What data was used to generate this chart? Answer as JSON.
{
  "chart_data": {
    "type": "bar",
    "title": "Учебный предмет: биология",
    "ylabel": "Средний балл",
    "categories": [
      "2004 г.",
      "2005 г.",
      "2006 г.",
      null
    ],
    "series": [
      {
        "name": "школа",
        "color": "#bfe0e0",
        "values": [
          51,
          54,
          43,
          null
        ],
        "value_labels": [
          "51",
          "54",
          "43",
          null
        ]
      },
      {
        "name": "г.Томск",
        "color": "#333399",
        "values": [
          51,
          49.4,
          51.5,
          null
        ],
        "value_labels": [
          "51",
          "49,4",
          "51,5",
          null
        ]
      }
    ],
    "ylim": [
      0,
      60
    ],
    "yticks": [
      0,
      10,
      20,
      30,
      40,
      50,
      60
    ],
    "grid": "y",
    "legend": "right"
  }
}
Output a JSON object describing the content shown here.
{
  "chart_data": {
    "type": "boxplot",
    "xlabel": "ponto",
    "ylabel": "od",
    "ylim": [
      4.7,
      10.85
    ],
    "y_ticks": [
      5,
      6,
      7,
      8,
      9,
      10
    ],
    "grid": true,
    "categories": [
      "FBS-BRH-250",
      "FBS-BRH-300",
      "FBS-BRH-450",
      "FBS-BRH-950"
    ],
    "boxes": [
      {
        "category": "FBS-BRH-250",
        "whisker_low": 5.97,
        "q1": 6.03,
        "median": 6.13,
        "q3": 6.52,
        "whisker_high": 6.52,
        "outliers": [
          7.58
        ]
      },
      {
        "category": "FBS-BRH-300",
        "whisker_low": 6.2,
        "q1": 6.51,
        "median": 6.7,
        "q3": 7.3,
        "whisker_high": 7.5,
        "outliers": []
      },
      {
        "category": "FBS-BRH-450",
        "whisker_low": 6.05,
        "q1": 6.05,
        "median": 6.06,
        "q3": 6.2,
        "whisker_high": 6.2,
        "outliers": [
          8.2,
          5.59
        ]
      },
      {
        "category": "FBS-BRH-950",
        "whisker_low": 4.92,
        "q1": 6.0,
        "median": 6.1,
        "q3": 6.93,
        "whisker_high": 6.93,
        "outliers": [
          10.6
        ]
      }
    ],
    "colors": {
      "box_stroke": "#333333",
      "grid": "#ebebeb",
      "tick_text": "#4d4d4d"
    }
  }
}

:: SET TASK ::
Set down all of the records shown above once more, exactly.

:: SOLUTION FOR THIS TASK ::
What data was used to generate this chart? Answer as JSON.
{
  "chart_data": {
    "type": "bar",
    "title": "Учебный предмет: биология",
    "ylabel": "Средний балл",
    "categories": [
      "2004 г.",
      "2005 г.",
      "2006 г.",
      null
    ],
    "series": [
      {
        "name": "школа",
        "color": "#bfe0e0",
        "values": [
          51,
          54,
          43,
          null
        ],
        "value_labels": [
          "51",
          "54",
          "43",
          null
        ]
      },
      {
        "name": "г.Томск",
        "color": "#333399",
        "values": [
          51,
          49.4,
          51.5,
          null
        ],
        "value_labels": [
          "51",
          "49,4",
          "51,5",
          null
        ]
      }
    ],
    "ylim": [
      0,
      60
    ],
    "yticks": [
      0,
      10,
      20,
      30,
      40,
      50,
      60
    ],
    "grid": "y",
    "legend": "right"
  }
}
Output a JSON object describing the content shown here.
{
  "chart_data": {
    "type": "boxplot",
    "xlabel": "ponto",
    "ylabel": "od",
    "ylim": [
      4.7,
      10.85
    ],
    "y_ticks": [
      5,
      6,
      7,
      8,
      9,
      10
    ],
    "grid": true,
    "categories": [
      "FBS-BRH-250",
      "FBS-BRH-300",
      "FBS-BRH-450",
      "FBS-BRH-950"
    ],
    "boxes": [
      {
        "category": "FBS-BRH-250",
        "whisker_low": 5.97,
        "q1": 6.03,
        "median": 6.13,
        "q3": 6.52,
        "whisker_high": 6.52,
        "outliers": [
          7.58
        ]
      },
      {
        "category": "FBS-BRH-300",
        "whisker_low": 6.2,
        "q1": 6.51,
        "median": 6.7,
        "q3": 7.3,
        "whisker_high": 7.5,
        "outliers": []
      },
      {
        "category": "FBS-BRH-450",
        "whisker_low": 6.05,
        "q1": 6.05,
        "median": 6.06,
        "q3": 6.2,
        "whisker_high": 6.2,
        "outliers": [
          8.2,
          5.59
        ]
      },
      {
        "category": "FBS-BRH-950",
        "whisker_low": 4.92,
        "q1": 6.0,
        "median": 6.1,
        "q3": 6.93,
        "whisker_high": 6.93,
        "outliers": [
          10.6
        ]
      }
    ],
    "colors": {
      "box_stroke": "#333333",
      "grid": "#ebebeb",
      "tick_text": "#4d4d4d"
    }
  }
}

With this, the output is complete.